Entries with figure data:
□ □ □ □ □

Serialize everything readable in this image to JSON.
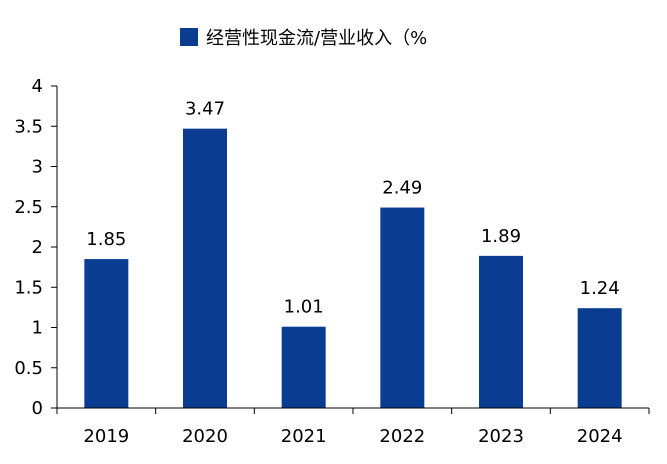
{
  "chart_data": {
    "type": "bar",
    "categories": [
      "2019",
      "2020",
      "2021",
      "2022",
      "2023",
      "2024"
    ],
    "series": [
      {
        "name": "经营性现金流/营业收入（%",
        "values": [
          1.85,
          3.47,
          1.01,
          2.49,
          1.89,
          1.24
        ],
        "color": "#0a3d91"
      }
    ],
    "data_labels": [
      "1.85",
      "3.47",
      "1.01",
      "2.49",
      "1.89",
      "1.24"
    ],
    "y_ticks": [
      "0",
      "0.5",
      "1",
      "1.5",
      "2",
      "2.5",
      "3",
      "3.5",
      "4"
    ],
    "ylim": [
      0,
      4
    ],
    "grid": false,
    "legend_position": "top-center"
  }
}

□ □ □ □ □

Objective:
All records above are to be printed exactly, minus the pictures they contain.

Right answer:
Serialize everything readable in this image to JSON.
{
  "chart_data": {
    "type": "bar",
    "categories": [
      "2019",
      "2020",
      "2021",
      "2022",
      "2023",
      "2024"
    ],
    "series": [
      {
        "name": "经营性现金流/营业收入（%",
        "values": [
          1.85,
          3.47,
          1.01,
          2.49,
          1.89,
          1.24
        ],
        "color": "#0a3d91"
      }
    ],
    "data_labels": [
      "1.85",
      "3.47",
      "1.01",
      "2.49",
      "1.89",
      "1.24"
    ],
    "y_ticks": [
      "0",
      "0.5",
      "1",
      "1.5",
      "2",
      "2.5",
      "3",
      "3.5",
      "4"
    ],
    "ylim": [
      0,
      4
    ],
    "grid": false,
    "legend_position": "top-center"
  }
}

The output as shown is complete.